- [Supplied records]
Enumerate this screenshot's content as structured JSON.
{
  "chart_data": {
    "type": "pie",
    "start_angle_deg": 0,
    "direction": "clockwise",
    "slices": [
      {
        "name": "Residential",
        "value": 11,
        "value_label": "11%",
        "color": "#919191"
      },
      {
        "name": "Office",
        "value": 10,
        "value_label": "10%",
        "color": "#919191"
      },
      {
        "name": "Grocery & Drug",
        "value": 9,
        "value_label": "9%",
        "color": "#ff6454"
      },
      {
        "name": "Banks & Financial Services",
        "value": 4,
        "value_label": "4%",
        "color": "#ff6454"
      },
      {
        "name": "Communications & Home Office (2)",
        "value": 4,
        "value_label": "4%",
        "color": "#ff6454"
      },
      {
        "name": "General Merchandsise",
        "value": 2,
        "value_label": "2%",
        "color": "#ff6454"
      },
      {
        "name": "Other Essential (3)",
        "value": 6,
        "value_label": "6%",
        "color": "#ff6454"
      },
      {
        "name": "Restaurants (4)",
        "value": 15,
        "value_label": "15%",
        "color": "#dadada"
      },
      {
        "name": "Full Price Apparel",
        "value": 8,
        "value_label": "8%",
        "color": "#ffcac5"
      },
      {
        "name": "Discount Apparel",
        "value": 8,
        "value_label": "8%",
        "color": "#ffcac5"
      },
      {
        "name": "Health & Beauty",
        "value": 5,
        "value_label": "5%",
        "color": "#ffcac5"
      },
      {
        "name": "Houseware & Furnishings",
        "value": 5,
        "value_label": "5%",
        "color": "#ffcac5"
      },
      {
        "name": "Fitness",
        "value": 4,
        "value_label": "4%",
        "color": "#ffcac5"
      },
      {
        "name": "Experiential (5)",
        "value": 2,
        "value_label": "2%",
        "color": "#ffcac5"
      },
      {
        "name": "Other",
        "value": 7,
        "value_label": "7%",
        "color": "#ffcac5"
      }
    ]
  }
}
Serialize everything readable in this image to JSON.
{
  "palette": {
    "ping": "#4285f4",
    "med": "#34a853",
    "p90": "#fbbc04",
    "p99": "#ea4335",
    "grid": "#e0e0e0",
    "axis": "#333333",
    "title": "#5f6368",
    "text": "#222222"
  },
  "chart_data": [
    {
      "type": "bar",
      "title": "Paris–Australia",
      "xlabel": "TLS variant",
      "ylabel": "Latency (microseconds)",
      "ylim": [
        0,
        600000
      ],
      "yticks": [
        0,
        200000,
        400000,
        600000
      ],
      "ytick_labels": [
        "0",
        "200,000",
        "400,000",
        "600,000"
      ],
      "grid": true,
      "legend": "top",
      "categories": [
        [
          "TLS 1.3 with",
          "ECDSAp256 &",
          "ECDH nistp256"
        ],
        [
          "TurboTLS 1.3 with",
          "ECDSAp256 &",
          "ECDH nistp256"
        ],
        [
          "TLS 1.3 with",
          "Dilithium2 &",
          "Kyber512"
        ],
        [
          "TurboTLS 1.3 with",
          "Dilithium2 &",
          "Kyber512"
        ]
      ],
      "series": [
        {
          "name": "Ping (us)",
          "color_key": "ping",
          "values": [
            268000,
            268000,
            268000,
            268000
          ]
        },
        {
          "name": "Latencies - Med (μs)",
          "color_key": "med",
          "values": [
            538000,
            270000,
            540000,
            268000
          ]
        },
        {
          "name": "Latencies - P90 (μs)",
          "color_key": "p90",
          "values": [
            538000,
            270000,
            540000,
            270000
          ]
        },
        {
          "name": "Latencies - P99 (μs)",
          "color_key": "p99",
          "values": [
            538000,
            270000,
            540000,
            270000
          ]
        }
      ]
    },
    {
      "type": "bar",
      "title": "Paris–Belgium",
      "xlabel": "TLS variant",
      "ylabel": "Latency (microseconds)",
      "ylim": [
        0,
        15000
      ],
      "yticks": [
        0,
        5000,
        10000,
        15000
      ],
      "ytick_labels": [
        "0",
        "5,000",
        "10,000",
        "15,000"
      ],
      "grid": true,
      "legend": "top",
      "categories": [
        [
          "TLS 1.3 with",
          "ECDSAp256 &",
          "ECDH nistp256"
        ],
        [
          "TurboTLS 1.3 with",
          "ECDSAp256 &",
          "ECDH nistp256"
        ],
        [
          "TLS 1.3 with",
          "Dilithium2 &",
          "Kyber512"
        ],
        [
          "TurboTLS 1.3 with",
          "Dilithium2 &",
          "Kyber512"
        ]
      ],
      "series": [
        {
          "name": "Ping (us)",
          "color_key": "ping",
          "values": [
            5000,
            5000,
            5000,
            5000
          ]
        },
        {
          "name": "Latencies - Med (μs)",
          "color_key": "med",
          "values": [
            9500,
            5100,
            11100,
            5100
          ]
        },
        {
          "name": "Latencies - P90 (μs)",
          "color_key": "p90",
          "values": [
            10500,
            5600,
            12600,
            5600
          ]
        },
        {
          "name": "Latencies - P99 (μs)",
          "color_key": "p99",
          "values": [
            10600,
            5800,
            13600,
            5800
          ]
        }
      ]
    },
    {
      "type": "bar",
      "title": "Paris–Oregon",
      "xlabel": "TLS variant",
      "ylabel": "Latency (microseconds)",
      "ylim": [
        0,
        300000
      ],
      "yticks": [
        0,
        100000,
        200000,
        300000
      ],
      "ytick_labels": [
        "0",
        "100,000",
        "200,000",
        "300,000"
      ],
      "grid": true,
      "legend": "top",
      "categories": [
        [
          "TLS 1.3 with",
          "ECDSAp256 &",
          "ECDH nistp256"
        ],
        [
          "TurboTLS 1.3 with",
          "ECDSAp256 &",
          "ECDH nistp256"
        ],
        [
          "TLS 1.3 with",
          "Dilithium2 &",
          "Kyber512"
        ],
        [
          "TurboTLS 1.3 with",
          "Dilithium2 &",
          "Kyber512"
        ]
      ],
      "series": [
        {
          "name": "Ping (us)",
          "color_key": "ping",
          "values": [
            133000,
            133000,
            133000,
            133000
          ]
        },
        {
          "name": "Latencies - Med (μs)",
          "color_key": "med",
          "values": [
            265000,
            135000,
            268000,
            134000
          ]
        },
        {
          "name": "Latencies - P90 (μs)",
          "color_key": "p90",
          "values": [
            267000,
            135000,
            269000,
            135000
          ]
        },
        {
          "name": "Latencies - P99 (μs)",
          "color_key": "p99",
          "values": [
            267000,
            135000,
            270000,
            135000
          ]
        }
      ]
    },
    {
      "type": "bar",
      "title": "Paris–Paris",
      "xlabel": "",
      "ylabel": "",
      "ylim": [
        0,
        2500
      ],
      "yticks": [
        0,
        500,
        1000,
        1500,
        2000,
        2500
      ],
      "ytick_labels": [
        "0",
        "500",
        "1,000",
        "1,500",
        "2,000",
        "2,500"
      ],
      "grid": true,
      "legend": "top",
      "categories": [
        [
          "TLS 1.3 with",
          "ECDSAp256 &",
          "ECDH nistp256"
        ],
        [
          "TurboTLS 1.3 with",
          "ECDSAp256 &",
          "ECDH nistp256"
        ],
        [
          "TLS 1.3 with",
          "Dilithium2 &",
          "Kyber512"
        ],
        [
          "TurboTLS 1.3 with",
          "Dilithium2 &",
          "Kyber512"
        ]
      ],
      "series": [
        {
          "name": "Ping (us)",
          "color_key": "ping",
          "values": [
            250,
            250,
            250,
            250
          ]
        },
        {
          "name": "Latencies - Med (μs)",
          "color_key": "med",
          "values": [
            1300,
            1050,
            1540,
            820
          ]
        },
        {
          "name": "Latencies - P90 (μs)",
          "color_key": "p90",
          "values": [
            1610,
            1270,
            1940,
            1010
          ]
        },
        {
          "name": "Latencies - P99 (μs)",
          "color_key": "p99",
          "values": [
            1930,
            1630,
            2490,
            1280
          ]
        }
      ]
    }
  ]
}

- [Task prompt]
Please reproduce each line exactly as written.

- [Result below]
Enumerate this screenshot's content as structured JSON.
{
  "chart_data": {
    "type": "pie",
    "start_angle_deg": 0,
    "direction": "clockwise",
    "slices": [
      {
        "name": "Residential",
        "value": 11,
        "value_label": "11%",
        "color": "#919191"
      },
      {
        "name": "Office",
        "value": 10,
        "value_label": "10%",
        "color": "#919191"
      },
      {
        "name": "Grocery & Drug",
        "value": 9,
        "value_label": "9%",
        "color": "#ff6454"
      },
      {
        "name": "Banks & Financial Services",
        "value": 4,
        "value_label": "4%",
        "color": "#ff6454"
      },
      {
        "name": "Communications & Home Office (2)",
        "value": 4,
        "value_label": "4%",
        "color": "#ff6454"
      },
      {
        "name": "General Merchandsise",
        "value": 2,
        "value_label": "2%",
        "color": "#ff6454"
      },
      {
        "name": "Other Essential (3)",
        "value": 6,
        "value_label": "6%",
        "color": "#ff6454"
      },
      {
        "name": "Restaurants (4)",
        "value": 15,
        "value_label": "15%",
        "color": "#dadada"
      },
      {
        "name": "Full Price Apparel",
        "value": 8,
        "value_label": "8%",
        "color": "#ffcac5"
      },
      {
        "name": "Discount Apparel",
        "value": 8,
        "value_label": "8%",
        "color": "#ffcac5"
      },
      {
        "name": "Health & Beauty",
        "value": 5,
        "value_label": "5%",
        "color": "#ffcac5"
      },
      {
        "name": "Houseware & Furnishings",
        "value": 5,
        "value_label": "5%",
        "color": "#ffcac5"
      },
      {
        "name": "Fitness",
        "value": 4,
        "value_label": "4%",
        "color": "#ffcac5"
      },
      {
        "name": "Experiential (5)",
        "value": 2,
        "value_label": "2%",
        "color": "#ffcac5"
      },
      {
        "name": "Other",
        "value": 7,
        "value_label": "7%",
        "color": "#ffcac5"
      }
    ]
  }
}
Serialize everything readable in this image to JSON.
{
  "palette": {
    "ping": "#4285f4",
    "med": "#34a853",
    "p90": "#fbbc04",
    "p99": "#ea4335",
    "grid": "#e0e0e0",
    "axis": "#333333",
    "title": "#5f6368",
    "text": "#222222"
  },
  "chart_data": [
    {
      "type": "bar",
      "title": "Paris–Australia",
      "xlabel": "TLS variant",
      "ylabel": "Latency (microseconds)",
      "ylim": [
        0,
        600000
      ],
      "yticks": [
        0,
        200000,
        400000,
        600000
      ],
      "ytick_labels": [
        "0",
        "200,000",
        "400,000",
        "600,000"
      ],
      "grid": true,
      "legend": "top",
      "categories": [
        [
          "TLS 1.3 with",
          "ECDSAp256 &",
          "ECDH nistp256"
        ],
        [
          "TurboTLS 1.3 with",
          "ECDSAp256 &",
          "ECDH nistp256"
        ],
        [
          "TLS 1.3 with",
          "Dilithium2 &",
          "Kyber512"
        ],
        [
          "TurboTLS 1.3 with",
          "Dilithium2 &",
          "Kyber512"
        ]
      ],
      "series": [
        {
          "name": "Ping (us)",
          "color_key": "ping",
          "values": [
            268000,
            268000,
            268000,
            268000
          ]
        },
        {
          "name": "Latencies - Med (μs)",
          "color_key": "med",
          "values": [
            538000,
            270000,
            540000,
            268000
          ]
        },
        {
          "name": "Latencies - P90 (μs)",
          "color_key": "p90",
          "values": [
            538000,
            270000,
            540000,
            270000
          ]
        },
        {
          "name": "Latencies - P99 (μs)",
          "color_key": "p99",
          "values": [
            538000,
            270000,
            540000,
            270000
          ]
        }
      ]
    },
    {
      "type": "bar",
      "title": "Paris–Belgium",
      "xlabel": "TLS variant",
      "ylabel": "Latency (microseconds)",
      "ylim": [
        0,
        15000
      ],
      "yticks": [
        0,
        5000,
        10000,
        15000
      ],
      "ytick_labels": [
        "0",
        "5,000",
        "10,000",
        "15,000"
      ],
      "grid": true,
      "legend": "top",
      "categories": [
        [
          "TLS 1.3 with",
          "ECDSAp256 &",
          "ECDH nistp256"
        ],
        [
          "TurboTLS 1.3 with",
          "ECDSAp256 &",
          "ECDH nistp256"
        ],
        [
          "TLS 1.3 with",
          "Dilithium2 &",
          "Kyber512"
        ],
        [
          "TurboTLS 1.3 with",
          "Dilithium2 &",
          "Kyber512"
        ]
      ],
      "series": [
        {
          "name": "Ping (us)",
          "color_key": "ping",
          "values": [
            5000,
            5000,
            5000,
            5000
          ]
        },
        {
          "name": "Latencies - Med (μs)",
          "color_key": "med",
          "values": [
            9500,
            5100,
            11100,
            5100
          ]
        },
        {
          "name": "Latencies - P90 (μs)",
          "color_key": "p90",
          "values": [
            10500,
            5600,
            12600,
            5600
          ]
        },
        {
          "name": "Latencies - P99 (μs)",
          "color_key": "p99",
          "values": [
            10600,
            5800,
            13600,
            5800
          ]
        }
      ]
    },
    {
      "type": "bar",
      "title": "Paris–Oregon",
      "xlabel": "TLS variant",
      "ylabel": "Latency (microseconds)",
      "ylim": [
        0,
        300000
      ],
      "yticks": [
        0,
        100000,
        200000,
        300000
      ],
      "ytick_labels": [
        "0",
        "100,000",
        "200,000",
        "300,000"
      ],
      "grid": true,
      "legend": "top",
      "categories": [
        [
          "TLS 1.3 with",
          "ECDSAp256 &",
          "ECDH nistp256"
        ],
        [
          "TurboTLS 1.3 with",
          "ECDSAp256 &",
          "ECDH nistp256"
        ],
        [
          "TLS 1.3 with",
          "Dilithium2 &",
          "Kyber512"
        ],
        [
          "TurboTLS 1.3 with",
          "Dilithium2 &",
          "Kyber512"
        ]
      ],
      "series": [
        {
          "name": "Ping (us)",
          "color_key": "ping",
          "values": [
            133000,
            133000,
            133000,
            133000
          ]
        },
        {
          "name": "Latencies - Med (μs)",
          "color_key": "med",
          "values": [
            265000,
            135000,
            268000,
            134000
          ]
        },
        {
          "name": "Latencies - P90 (μs)",
          "color_key": "p90",
          "values": [
            267000,
            135000,
            269000,
            135000
          ]
        },
        {
          "name": "Latencies - P99 (μs)",
          "color_key": "p99",
          "values": [
            267000,
            135000,
            270000,
            135000
          ]
        }
      ]
    },
    {
      "type": "bar",
      "title": "Paris–Paris",
      "xlabel": "",
      "ylabel": "",
      "ylim": [
        0,
        2500
      ],
      "yticks": [
        0,
        500,
        1000,
        1500,
        2000,
        2500
      ],
      "ytick_labels": [
        "0",
        "500",
        "1,000",
        "1,500",
        "2,000",
        "2,500"
      ],
      "grid": true,
      "legend": "top",
      "categories": [
        [
          "TLS 1.3 with",
          "ECDSAp256 &",
          "ECDH nistp256"
        ],
        [
          "TurboTLS 1.3 with",
          "ECDSAp256 &",
          "ECDH nistp256"
        ],
        [
          "TLS 1.3 with",
          "Dilithium2 &",
          "Kyber512"
        ],
        [
          "TurboTLS 1.3 with",
          "Dilithium2 &",
          "Kyber512"
        ]
      ],
      "series": [
        {
          "name": "Ping (us)",
          "color_key": "ping",
          "values": [
            250,
            250,
            250,
            250
          ]
        },
        {
          "name": "Latencies - Med (μs)",
          "color_key": "med",
          "values": [
            1300,
            1050,
            1540,
            820
          ]
        },
        {
          "name": "Latencies - P90 (μs)",
          "color_key": "p90",
          "values": [
            1610,
            1270,
            1940,
            1010
          ]
        },
        {
          "name": "Latencies - P99 (μs)",
          "color_key": "p99",
          "values": [
            1930,
            1630,
            2490,
            1280
          ]
        }
      ]
    }
  ]
}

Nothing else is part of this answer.